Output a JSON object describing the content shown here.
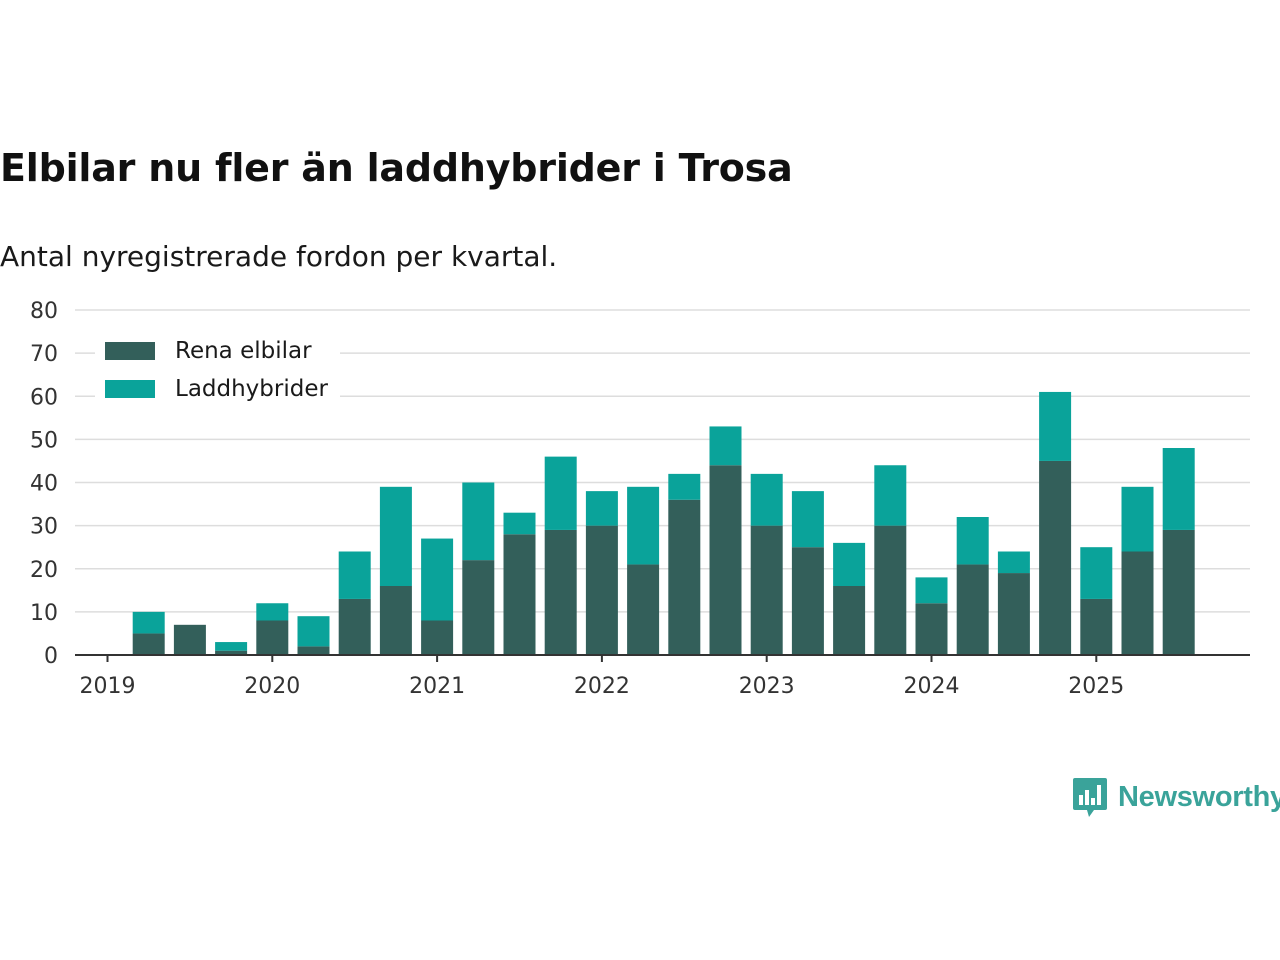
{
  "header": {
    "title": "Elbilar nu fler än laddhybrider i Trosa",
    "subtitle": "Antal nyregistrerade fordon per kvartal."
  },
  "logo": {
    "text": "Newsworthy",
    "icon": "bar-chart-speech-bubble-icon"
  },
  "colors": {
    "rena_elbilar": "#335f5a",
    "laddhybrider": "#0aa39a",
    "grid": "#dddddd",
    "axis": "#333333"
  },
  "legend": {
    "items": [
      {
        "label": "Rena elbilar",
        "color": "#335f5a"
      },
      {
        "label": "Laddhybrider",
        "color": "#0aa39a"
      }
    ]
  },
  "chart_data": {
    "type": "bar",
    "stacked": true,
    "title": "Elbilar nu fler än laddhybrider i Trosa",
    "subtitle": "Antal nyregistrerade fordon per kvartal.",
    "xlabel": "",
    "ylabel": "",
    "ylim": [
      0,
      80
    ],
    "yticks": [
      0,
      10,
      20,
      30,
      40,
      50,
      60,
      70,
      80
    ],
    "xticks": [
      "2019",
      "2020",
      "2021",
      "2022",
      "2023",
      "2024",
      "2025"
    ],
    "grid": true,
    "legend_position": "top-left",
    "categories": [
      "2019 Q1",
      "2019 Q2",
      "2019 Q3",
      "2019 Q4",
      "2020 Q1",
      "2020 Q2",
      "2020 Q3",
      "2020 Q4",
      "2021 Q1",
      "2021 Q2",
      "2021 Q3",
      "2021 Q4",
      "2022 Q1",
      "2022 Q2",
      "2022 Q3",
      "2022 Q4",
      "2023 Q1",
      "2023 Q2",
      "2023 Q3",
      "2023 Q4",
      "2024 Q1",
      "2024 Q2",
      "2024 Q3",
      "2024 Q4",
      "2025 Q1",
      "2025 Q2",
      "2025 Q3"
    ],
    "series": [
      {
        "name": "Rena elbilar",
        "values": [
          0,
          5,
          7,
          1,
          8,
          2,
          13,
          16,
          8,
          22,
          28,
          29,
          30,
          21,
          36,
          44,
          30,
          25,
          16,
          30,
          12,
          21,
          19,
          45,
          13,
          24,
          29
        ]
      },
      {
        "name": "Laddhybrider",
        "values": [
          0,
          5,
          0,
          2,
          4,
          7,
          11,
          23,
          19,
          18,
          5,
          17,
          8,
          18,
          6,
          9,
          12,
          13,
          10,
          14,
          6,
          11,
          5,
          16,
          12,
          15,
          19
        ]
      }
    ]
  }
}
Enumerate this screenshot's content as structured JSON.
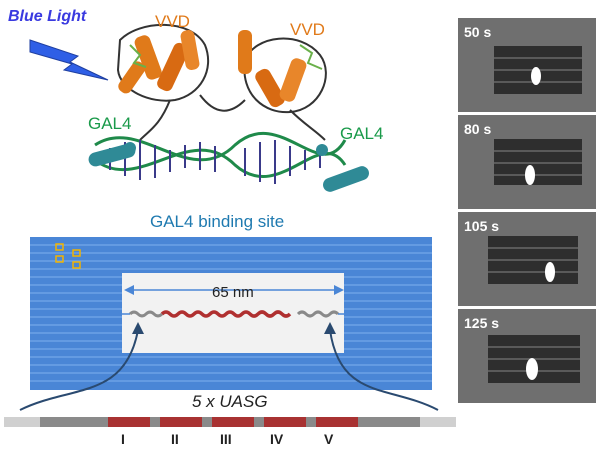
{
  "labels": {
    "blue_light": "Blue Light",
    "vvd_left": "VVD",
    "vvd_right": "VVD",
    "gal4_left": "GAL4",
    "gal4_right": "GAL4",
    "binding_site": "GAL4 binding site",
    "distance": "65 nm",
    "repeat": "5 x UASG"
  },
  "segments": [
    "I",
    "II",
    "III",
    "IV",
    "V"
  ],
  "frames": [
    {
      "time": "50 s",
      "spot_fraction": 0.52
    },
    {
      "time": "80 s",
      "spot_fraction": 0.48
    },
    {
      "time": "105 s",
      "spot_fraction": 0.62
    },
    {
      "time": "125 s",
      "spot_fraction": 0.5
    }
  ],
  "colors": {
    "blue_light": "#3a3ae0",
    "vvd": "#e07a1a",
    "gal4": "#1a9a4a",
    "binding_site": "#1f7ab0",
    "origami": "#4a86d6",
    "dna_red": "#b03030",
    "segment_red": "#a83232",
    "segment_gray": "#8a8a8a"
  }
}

----

__WHAT YOU SHOULD DO__:
Pick up at the line that holds "Enumerate this screenshot's" and restate each line, word for word, through the last line of the entries. Include both end lines but none of the pictures.

__FINISHED ANSWER__:
Enumerate this screenshot's content as structured JSON.
{
  "labels": {
    "blue_light": "Blue Light",
    "vvd_left": "VVD",
    "vvd_right": "VVD",
    "gal4_left": "GAL4",
    "gal4_right": "GAL4",
    "binding_site": "GAL4 binding site",
    "distance": "65 nm",
    "repeat": "5 x UASG"
  },
  "segments": [
    "I",
    "II",
    "III",
    "IV",
    "V"
  ],
  "frames": [
    {
      "time": "50 s",
      "spot_fraction": 0.52
    },
    {
      "time": "80 s",
      "spot_fraction": 0.48
    },
    {
      "time": "105 s",
      "spot_fraction": 0.62
    },
    {
      "time": "125 s",
      "spot_fraction": 0.5
    }
  ],
  "colors": {
    "blue_light": "#3a3ae0",
    "vvd": "#e07a1a",
    "gal4": "#1a9a4a",
    "binding_site": "#1f7ab0",
    "origami": "#4a86d6",
    "dna_red": "#b03030",
    "segment_red": "#a83232",
    "segment_gray": "#8a8a8a"
  }
}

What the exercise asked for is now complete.